● **What is being asked**
Say how many lines include "República", with no words around the number.

● **Entries supplied**
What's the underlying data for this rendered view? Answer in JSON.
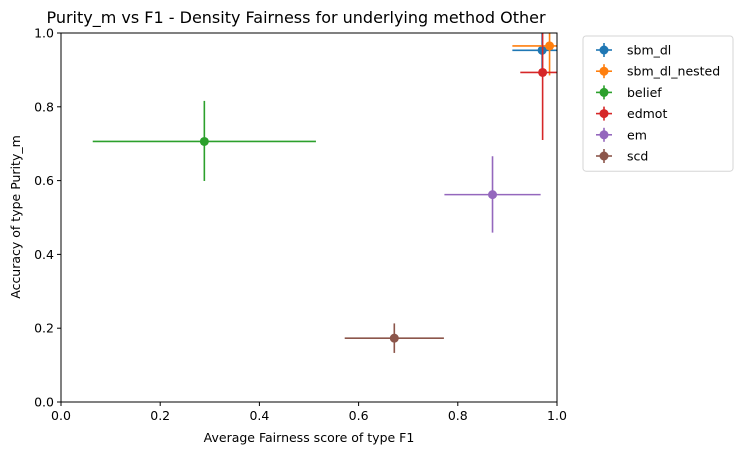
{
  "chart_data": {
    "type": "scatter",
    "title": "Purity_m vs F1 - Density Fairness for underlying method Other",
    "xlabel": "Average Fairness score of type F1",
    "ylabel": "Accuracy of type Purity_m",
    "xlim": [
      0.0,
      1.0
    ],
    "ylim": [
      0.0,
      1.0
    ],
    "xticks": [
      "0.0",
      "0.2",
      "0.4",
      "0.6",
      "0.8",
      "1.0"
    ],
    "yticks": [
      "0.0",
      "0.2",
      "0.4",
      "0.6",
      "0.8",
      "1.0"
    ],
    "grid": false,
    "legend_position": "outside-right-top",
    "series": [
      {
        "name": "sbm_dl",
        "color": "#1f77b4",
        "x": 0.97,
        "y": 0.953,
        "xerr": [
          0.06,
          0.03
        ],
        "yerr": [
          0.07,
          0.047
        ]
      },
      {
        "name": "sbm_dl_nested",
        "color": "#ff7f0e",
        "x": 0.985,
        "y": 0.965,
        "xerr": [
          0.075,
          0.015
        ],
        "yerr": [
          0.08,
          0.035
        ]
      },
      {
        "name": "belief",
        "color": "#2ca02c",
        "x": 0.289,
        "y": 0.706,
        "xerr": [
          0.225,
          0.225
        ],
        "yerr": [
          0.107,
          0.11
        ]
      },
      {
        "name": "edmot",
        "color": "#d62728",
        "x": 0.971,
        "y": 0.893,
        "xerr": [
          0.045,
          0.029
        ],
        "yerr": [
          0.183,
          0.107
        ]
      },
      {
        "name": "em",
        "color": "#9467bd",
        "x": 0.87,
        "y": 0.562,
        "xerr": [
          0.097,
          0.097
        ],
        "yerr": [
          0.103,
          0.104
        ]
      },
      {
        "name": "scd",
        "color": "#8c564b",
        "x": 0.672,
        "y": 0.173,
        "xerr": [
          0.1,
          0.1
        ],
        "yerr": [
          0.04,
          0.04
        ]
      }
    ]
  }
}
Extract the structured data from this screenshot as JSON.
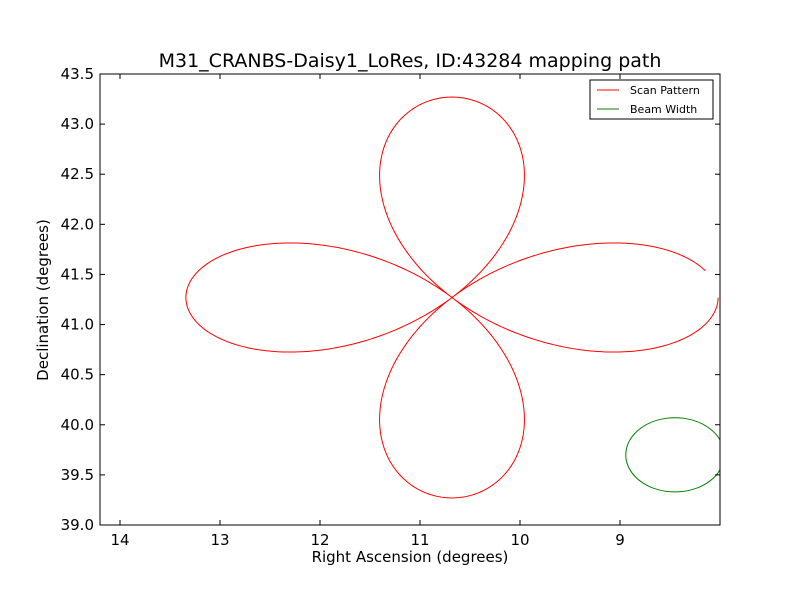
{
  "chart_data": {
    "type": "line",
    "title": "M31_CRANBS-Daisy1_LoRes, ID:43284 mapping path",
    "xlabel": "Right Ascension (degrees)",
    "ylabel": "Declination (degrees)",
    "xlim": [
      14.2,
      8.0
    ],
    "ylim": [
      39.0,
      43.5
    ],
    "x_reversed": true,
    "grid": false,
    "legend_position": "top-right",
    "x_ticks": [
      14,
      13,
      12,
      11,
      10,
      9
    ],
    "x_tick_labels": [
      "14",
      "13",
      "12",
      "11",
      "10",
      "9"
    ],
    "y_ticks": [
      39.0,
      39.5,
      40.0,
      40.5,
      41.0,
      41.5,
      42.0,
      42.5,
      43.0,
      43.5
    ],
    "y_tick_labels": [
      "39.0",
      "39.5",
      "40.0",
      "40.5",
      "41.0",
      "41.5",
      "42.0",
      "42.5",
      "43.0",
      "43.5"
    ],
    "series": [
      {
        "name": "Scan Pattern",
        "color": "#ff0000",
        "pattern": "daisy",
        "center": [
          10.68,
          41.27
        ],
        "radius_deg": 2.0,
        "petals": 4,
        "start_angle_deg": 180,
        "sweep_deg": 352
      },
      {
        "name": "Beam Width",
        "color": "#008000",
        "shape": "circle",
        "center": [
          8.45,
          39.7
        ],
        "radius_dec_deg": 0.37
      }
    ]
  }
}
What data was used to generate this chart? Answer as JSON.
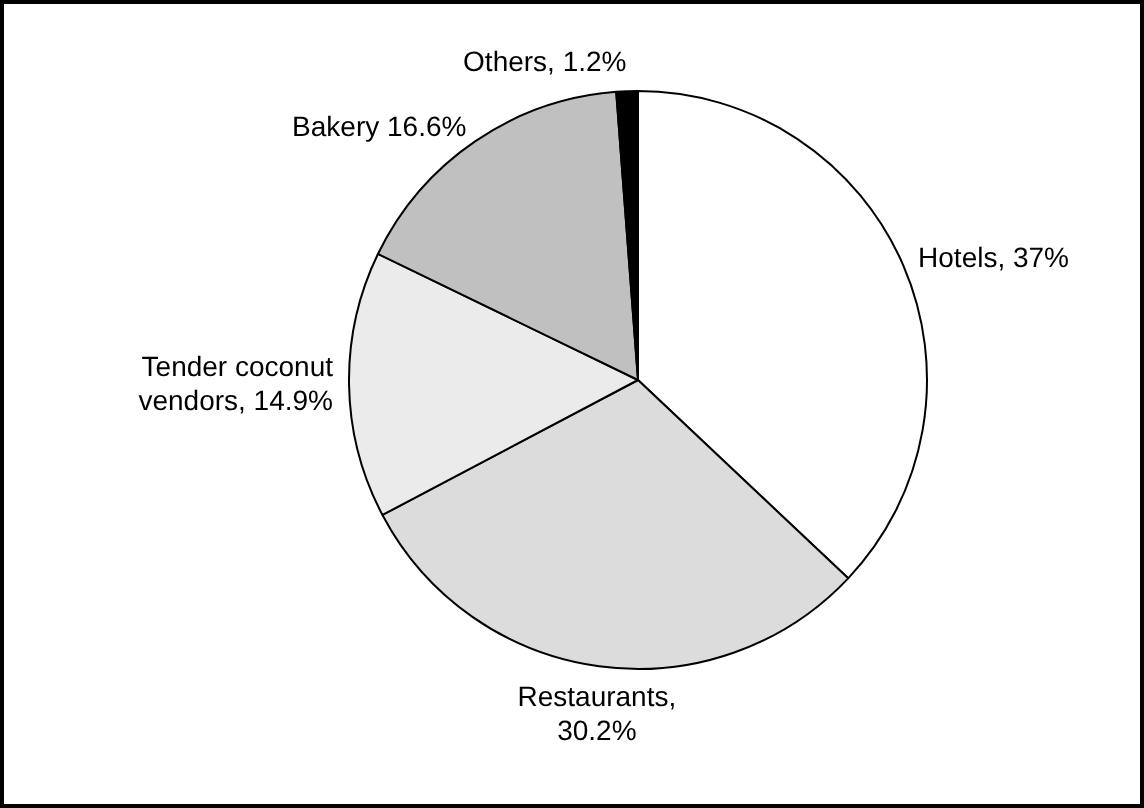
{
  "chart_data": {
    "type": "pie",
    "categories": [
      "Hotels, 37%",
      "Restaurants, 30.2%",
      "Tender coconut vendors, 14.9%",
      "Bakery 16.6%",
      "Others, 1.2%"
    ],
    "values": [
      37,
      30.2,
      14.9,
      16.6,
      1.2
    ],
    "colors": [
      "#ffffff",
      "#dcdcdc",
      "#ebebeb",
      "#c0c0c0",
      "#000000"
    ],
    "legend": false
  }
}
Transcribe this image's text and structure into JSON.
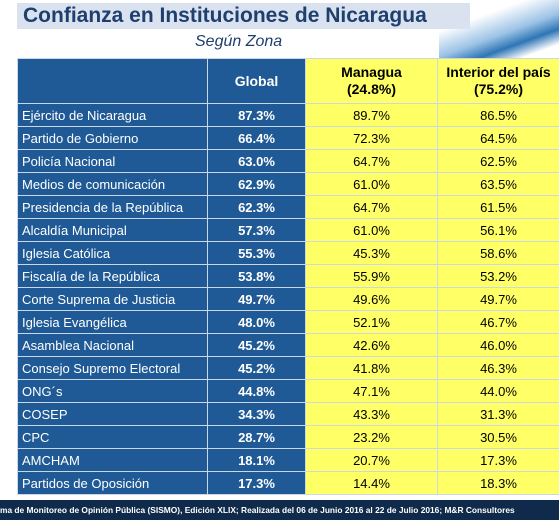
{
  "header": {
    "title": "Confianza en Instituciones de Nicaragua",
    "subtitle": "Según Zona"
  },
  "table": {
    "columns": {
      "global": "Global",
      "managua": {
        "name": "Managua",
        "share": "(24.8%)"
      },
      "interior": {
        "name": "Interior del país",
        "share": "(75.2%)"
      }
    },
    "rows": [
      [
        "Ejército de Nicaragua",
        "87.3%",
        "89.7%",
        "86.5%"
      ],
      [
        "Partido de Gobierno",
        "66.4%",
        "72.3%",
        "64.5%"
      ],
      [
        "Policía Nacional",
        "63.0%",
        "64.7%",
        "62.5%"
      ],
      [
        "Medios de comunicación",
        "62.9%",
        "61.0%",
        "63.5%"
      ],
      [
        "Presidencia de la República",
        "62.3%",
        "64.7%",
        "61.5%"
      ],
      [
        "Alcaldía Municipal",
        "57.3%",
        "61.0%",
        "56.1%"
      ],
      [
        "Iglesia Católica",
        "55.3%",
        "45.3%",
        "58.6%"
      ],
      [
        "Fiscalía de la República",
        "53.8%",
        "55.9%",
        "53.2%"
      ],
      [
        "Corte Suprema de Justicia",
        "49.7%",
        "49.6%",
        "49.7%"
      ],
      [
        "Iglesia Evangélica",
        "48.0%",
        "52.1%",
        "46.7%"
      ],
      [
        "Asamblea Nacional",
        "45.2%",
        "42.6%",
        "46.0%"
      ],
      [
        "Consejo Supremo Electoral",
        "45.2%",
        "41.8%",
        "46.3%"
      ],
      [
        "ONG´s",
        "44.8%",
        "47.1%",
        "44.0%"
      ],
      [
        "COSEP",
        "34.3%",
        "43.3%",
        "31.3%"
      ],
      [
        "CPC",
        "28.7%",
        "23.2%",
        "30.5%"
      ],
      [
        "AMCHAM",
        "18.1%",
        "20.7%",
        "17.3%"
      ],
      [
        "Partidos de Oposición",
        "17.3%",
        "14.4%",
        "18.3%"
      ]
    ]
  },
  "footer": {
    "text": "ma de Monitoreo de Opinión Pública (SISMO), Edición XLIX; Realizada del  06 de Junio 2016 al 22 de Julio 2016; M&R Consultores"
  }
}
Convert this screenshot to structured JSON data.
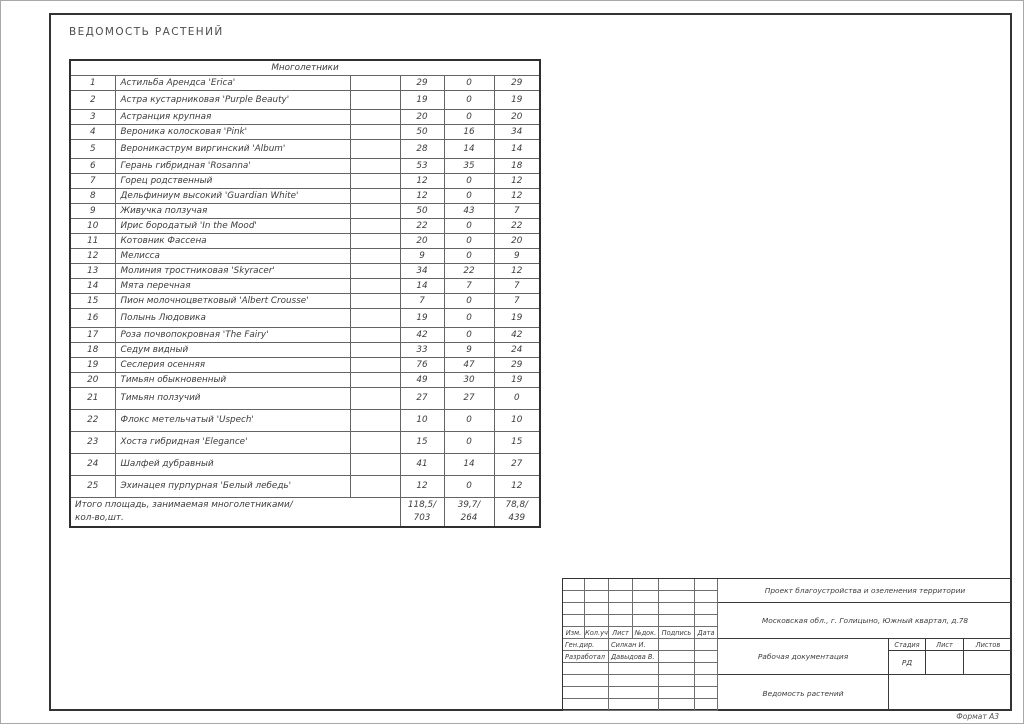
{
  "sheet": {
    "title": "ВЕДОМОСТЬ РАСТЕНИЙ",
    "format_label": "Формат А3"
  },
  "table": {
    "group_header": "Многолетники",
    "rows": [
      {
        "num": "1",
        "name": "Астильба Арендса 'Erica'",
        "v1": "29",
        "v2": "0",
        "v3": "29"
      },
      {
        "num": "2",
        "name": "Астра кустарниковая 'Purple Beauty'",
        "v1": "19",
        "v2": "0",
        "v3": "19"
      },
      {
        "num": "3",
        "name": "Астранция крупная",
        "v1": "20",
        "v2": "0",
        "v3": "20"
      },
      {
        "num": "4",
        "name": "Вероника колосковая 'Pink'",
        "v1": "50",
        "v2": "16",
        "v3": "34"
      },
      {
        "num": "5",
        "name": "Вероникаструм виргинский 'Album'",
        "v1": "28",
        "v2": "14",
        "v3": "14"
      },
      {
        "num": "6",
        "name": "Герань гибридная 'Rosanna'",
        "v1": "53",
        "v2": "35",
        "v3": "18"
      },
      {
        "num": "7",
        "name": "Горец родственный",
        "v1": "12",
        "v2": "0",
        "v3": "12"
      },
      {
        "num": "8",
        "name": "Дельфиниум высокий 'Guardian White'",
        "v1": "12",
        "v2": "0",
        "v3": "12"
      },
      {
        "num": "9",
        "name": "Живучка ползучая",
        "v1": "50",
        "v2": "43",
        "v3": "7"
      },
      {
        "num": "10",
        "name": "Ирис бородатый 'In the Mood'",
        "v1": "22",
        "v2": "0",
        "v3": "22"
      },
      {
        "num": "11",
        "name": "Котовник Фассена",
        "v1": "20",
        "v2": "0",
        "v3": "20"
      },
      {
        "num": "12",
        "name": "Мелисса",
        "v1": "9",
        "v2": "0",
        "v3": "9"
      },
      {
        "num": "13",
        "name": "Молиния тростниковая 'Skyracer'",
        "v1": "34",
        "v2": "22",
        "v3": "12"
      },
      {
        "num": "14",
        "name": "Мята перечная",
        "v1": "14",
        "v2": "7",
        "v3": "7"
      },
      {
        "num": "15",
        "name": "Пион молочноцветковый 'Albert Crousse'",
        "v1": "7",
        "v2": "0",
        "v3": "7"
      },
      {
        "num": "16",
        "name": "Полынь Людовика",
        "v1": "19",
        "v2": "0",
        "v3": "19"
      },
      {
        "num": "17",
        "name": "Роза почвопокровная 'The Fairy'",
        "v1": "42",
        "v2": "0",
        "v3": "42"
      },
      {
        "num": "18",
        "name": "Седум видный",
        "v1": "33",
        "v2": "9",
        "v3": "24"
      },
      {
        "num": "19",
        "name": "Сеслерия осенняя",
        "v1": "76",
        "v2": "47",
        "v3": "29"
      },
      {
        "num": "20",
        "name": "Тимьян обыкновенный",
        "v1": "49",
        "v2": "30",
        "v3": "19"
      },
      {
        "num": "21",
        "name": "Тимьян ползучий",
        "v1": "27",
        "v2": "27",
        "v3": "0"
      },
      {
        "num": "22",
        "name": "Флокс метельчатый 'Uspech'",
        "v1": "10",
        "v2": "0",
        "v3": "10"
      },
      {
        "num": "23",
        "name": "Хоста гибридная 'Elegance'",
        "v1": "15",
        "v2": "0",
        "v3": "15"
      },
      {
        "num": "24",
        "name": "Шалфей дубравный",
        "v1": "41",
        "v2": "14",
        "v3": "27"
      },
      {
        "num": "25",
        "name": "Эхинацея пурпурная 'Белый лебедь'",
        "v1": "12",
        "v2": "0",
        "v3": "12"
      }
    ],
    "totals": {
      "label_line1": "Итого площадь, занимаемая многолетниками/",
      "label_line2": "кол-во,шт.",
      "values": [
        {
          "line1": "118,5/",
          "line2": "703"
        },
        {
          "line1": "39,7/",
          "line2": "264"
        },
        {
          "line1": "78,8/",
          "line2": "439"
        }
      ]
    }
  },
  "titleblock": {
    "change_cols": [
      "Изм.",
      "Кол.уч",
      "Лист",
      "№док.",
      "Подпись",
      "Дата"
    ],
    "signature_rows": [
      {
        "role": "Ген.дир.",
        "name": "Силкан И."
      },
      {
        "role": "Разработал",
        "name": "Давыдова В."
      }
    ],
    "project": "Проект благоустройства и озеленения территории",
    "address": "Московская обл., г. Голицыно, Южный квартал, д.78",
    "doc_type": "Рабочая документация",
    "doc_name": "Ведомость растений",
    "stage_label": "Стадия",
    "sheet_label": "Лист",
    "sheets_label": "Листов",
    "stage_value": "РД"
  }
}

● **Exercise solution**
2